The exercise: How many lines in the records below contain the word "Approval"? Answer with the number alone.

** start **

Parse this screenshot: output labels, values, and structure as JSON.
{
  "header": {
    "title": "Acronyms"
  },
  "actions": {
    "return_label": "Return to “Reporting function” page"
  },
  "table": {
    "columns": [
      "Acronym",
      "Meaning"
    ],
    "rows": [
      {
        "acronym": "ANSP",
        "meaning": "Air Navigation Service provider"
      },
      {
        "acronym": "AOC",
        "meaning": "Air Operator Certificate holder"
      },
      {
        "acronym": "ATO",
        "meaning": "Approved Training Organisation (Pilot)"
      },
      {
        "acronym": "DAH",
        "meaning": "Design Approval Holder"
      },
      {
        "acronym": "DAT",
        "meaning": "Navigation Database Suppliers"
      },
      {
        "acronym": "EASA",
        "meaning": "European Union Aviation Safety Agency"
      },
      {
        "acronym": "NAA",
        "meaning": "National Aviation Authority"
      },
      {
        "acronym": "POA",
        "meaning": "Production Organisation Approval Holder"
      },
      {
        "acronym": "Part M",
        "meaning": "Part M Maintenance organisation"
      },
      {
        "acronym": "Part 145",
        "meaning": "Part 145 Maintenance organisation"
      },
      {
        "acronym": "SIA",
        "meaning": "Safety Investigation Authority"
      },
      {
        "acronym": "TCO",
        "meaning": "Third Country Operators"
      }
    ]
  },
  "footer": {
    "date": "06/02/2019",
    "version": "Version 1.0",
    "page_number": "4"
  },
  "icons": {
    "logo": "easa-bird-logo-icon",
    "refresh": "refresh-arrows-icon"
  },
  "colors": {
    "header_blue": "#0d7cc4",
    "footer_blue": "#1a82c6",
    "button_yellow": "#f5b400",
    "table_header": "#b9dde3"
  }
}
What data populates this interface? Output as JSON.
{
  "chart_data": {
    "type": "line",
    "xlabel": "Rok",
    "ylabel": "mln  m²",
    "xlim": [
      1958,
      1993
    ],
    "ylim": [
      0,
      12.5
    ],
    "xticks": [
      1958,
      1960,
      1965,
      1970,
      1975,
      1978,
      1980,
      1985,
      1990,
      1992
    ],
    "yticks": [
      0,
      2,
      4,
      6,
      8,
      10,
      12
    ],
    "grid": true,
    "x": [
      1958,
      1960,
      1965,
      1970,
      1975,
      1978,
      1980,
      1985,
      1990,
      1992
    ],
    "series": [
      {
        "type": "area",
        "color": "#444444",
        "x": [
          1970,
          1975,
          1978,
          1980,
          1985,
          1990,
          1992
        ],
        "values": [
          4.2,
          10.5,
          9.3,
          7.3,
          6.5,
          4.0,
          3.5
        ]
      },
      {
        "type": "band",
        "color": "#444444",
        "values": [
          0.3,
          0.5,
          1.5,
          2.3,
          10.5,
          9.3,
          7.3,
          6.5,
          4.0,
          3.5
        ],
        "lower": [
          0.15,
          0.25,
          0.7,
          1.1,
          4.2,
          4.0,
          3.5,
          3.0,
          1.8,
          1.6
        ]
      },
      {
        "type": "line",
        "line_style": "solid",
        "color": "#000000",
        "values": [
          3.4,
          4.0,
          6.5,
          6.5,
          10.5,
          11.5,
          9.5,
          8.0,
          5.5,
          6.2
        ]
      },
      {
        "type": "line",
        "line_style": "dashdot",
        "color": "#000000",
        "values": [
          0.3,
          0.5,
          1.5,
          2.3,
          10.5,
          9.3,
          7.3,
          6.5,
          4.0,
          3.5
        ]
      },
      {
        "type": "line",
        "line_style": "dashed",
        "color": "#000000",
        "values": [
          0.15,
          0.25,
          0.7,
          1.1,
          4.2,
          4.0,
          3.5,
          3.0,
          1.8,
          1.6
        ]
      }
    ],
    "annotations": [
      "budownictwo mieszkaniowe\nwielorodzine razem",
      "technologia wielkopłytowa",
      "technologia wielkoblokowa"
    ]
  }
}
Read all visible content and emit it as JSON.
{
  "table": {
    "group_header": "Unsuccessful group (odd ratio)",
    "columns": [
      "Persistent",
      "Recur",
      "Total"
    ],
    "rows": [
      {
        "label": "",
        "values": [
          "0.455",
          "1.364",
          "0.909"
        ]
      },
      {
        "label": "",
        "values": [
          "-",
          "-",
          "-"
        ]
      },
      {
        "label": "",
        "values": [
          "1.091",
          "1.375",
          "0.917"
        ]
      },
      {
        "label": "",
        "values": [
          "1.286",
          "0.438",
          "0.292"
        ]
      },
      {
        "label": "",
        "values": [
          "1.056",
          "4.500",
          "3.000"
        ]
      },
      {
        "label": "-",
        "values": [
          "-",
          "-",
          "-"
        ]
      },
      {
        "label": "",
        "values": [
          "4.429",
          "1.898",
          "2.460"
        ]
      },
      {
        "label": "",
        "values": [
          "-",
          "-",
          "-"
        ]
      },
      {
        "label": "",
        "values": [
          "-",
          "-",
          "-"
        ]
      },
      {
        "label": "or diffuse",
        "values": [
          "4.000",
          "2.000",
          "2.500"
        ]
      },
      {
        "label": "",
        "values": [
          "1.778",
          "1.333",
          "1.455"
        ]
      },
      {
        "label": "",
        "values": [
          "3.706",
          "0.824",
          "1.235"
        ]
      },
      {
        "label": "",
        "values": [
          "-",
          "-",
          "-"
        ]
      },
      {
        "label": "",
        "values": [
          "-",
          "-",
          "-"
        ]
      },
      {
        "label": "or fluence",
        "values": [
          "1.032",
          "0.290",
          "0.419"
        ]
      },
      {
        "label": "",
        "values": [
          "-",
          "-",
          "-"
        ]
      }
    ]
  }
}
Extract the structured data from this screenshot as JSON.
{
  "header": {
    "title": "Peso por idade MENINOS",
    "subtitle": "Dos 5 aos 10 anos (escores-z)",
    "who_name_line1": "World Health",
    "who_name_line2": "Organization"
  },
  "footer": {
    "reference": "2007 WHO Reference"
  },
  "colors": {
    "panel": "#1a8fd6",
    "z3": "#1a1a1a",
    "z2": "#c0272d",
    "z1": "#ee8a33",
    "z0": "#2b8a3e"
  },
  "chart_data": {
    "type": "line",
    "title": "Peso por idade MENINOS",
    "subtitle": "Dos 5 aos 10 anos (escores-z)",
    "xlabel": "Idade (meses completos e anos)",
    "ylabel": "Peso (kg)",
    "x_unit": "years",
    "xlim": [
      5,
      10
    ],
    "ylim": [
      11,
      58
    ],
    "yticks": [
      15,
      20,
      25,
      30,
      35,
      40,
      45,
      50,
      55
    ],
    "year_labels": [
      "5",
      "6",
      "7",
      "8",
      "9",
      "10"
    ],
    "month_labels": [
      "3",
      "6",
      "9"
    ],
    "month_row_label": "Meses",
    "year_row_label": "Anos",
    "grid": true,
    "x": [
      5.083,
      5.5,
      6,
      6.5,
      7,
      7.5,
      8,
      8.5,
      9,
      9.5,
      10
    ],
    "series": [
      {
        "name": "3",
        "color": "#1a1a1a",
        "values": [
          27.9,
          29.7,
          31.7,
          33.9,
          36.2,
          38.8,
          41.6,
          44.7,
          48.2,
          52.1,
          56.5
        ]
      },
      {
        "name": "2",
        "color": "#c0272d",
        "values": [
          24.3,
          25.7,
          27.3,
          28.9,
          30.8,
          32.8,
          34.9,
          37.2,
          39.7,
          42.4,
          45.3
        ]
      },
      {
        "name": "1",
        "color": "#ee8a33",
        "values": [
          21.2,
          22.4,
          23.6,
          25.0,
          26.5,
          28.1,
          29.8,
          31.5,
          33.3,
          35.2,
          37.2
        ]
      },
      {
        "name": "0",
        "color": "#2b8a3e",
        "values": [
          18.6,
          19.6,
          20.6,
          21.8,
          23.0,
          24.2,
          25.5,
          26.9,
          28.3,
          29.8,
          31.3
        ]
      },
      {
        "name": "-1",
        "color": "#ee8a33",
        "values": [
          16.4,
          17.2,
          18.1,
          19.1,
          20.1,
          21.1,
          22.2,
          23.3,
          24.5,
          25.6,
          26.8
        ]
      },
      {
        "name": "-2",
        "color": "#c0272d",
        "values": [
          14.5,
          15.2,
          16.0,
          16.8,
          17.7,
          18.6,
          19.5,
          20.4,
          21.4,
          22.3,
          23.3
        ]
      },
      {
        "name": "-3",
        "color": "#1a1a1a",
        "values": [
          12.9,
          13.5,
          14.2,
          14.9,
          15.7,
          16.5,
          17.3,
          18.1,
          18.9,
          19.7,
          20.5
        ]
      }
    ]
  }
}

** end **

Task answer: 2